List each line in which the string "March" appears.

--- Start EXTRACTED RECORDS ---

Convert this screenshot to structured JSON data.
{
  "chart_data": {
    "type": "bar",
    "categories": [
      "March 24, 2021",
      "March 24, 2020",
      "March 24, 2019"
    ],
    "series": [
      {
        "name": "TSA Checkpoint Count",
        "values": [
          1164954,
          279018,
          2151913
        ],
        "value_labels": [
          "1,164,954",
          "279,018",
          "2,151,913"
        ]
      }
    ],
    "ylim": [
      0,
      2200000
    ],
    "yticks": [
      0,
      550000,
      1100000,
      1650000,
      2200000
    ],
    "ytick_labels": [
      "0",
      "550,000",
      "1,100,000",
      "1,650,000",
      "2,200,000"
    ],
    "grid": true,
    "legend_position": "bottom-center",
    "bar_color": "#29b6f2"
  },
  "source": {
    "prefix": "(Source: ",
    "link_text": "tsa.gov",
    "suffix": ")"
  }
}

--- End EXTRACTED RECORDS ---
--- Start EXTRACTED RECORDS ---

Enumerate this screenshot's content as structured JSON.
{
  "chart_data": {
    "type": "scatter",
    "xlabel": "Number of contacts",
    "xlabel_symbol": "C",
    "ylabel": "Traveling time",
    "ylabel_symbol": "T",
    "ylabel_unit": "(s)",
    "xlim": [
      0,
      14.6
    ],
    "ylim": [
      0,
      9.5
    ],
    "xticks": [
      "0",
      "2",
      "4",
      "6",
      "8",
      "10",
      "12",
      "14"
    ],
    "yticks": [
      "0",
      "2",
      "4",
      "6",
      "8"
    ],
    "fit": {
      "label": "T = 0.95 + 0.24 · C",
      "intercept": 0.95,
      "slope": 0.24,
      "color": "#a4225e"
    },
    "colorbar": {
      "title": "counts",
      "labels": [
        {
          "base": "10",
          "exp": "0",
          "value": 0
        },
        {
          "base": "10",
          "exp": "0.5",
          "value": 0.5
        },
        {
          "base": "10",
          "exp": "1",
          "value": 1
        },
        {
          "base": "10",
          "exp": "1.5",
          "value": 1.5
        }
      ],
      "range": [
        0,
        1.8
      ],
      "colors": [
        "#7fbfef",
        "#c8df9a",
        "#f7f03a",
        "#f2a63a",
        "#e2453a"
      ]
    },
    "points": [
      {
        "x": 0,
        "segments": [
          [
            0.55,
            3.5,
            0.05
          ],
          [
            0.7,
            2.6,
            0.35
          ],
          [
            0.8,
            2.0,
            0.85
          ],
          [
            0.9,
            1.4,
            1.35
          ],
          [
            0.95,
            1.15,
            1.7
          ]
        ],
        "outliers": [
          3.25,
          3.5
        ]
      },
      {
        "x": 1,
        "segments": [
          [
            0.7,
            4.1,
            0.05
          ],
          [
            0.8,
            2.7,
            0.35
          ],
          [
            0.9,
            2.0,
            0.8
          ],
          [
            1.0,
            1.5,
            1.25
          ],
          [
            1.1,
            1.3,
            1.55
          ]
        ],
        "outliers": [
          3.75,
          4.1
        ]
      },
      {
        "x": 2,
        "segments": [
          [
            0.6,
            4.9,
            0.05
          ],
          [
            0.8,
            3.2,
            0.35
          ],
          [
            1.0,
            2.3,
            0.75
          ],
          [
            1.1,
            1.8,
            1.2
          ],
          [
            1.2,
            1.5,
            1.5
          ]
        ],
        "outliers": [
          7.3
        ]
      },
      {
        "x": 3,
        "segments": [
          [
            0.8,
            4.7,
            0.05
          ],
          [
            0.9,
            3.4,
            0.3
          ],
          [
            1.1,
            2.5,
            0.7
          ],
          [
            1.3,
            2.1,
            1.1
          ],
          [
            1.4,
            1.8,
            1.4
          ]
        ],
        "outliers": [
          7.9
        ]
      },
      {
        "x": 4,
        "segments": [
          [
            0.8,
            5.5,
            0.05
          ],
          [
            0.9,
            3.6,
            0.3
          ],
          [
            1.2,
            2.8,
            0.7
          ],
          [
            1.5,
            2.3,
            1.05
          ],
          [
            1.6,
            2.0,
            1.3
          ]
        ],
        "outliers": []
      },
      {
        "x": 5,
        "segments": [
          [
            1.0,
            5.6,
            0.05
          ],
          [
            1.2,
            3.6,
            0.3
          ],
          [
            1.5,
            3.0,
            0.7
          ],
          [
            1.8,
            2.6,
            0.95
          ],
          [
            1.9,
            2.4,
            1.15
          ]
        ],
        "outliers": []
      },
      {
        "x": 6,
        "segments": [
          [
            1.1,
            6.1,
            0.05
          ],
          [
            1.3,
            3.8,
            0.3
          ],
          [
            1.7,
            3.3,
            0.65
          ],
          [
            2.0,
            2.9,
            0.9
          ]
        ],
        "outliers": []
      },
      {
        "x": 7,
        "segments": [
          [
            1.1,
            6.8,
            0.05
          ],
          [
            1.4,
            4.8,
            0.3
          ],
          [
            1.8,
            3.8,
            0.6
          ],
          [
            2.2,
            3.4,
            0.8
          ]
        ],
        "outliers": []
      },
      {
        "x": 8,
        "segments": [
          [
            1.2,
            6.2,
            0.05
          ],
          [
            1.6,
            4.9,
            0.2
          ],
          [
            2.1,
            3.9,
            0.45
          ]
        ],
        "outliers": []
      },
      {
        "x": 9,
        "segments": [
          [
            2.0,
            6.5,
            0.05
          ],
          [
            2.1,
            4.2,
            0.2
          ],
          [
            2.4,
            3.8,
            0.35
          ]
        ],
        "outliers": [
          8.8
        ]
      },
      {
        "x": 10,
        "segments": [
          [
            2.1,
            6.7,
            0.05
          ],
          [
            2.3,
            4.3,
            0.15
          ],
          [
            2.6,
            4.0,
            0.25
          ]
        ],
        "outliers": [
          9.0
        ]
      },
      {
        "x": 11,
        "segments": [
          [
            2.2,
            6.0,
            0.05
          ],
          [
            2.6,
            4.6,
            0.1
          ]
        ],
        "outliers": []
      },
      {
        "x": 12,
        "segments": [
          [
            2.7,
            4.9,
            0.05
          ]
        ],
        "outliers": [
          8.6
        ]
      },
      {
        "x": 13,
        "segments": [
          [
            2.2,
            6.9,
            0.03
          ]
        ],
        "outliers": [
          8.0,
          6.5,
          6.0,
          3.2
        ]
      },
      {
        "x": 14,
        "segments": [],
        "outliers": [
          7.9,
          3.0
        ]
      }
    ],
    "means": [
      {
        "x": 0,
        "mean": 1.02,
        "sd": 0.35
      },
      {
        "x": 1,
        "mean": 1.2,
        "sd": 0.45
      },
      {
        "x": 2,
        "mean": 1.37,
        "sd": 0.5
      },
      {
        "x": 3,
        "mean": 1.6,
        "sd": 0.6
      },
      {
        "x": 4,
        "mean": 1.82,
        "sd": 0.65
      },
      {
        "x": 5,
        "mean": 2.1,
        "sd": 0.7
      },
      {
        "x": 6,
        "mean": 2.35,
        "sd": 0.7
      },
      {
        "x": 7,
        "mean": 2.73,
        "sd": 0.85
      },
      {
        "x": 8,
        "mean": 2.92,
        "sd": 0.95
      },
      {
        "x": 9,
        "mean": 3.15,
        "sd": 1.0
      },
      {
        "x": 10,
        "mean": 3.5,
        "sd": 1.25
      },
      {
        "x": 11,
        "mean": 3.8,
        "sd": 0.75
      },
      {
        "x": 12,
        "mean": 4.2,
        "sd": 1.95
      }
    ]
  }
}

--- End EXTRACTED RECORDS ---

▶ [WRITTEN REPLY]:
      "March 24, 2021",
      "March 24, 2020",
      "March 24, 2019"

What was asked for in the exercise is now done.